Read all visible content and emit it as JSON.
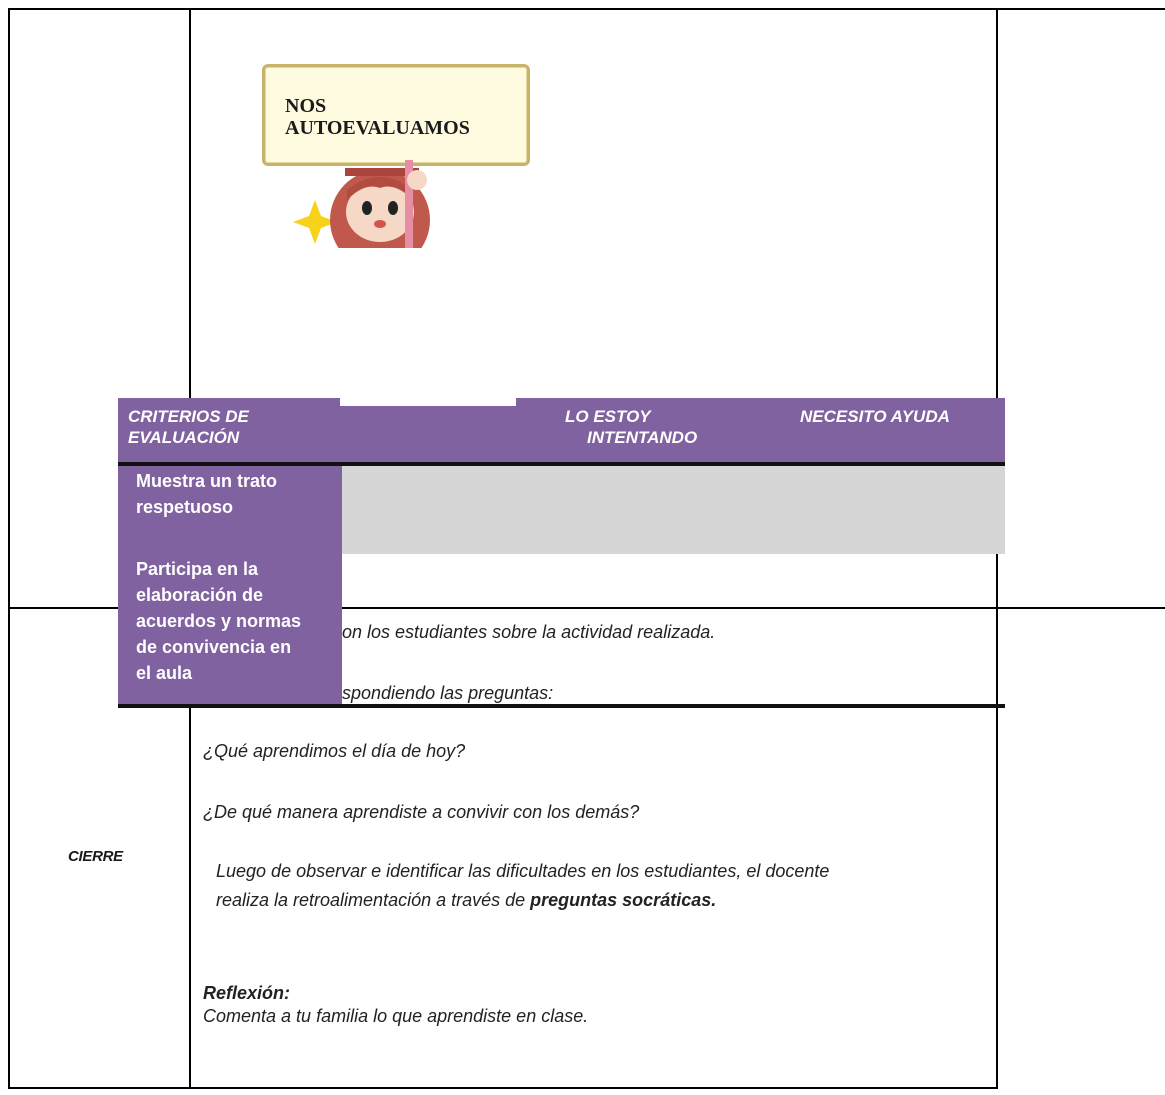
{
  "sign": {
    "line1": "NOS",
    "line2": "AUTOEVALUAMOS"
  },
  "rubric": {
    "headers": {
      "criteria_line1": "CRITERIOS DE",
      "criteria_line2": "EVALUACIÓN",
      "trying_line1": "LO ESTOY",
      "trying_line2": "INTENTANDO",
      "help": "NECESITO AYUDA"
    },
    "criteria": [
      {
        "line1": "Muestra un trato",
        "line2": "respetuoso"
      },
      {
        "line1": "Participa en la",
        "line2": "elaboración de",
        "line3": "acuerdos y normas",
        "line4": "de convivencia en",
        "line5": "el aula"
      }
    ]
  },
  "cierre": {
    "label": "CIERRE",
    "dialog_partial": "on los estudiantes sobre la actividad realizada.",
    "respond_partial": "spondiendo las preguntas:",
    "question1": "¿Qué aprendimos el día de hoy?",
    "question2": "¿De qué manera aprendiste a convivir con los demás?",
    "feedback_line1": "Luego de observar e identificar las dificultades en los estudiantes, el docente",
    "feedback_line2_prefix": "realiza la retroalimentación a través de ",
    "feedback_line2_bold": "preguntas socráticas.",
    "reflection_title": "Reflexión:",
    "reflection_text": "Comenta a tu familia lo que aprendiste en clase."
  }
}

■ ■ ■

» **What is being asked**: Please set down each line of the data above exactly as written, without the pictures.

» **Answer in full**:
Read all visible content and emit it as JSON.
{
  "sign": {
    "line1": "NOS",
    "line2": "AUTOEVALUAMOS"
  },
  "rubric": {
    "headers": {
      "criteria_line1": "CRITERIOS DE",
      "criteria_line2": "EVALUACIÓN",
      "trying_line1": "LO ESTOY",
      "trying_line2": "INTENTANDO",
      "help": "NECESITO AYUDA"
    },
    "criteria": [
      {
        "line1": "Muestra un trato",
        "line2": "respetuoso"
      },
      {
        "line1": "Participa en la",
        "line2": "elaboración de",
        "line3": "acuerdos y normas",
        "line4": "de convivencia en",
        "line5": "el aula"
      }
    ]
  },
  "cierre": {
    "label": "CIERRE",
    "dialog_partial": "on los estudiantes sobre la actividad realizada.",
    "respond_partial": "spondiendo las preguntas:",
    "question1": "¿Qué aprendimos el día de hoy?",
    "question2": "¿De qué manera aprendiste a convivir con los demás?",
    "feedback_line1": "Luego de observar e identificar las dificultades en los estudiantes, el docente",
    "feedback_line2_prefix": "realiza la retroalimentación a través de ",
    "feedback_line2_bold": "preguntas socráticas.",
    "reflection_title": "Reflexión:",
    "reflection_text": "Comenta a tu familia lo que aprendiste en clase."
  }
}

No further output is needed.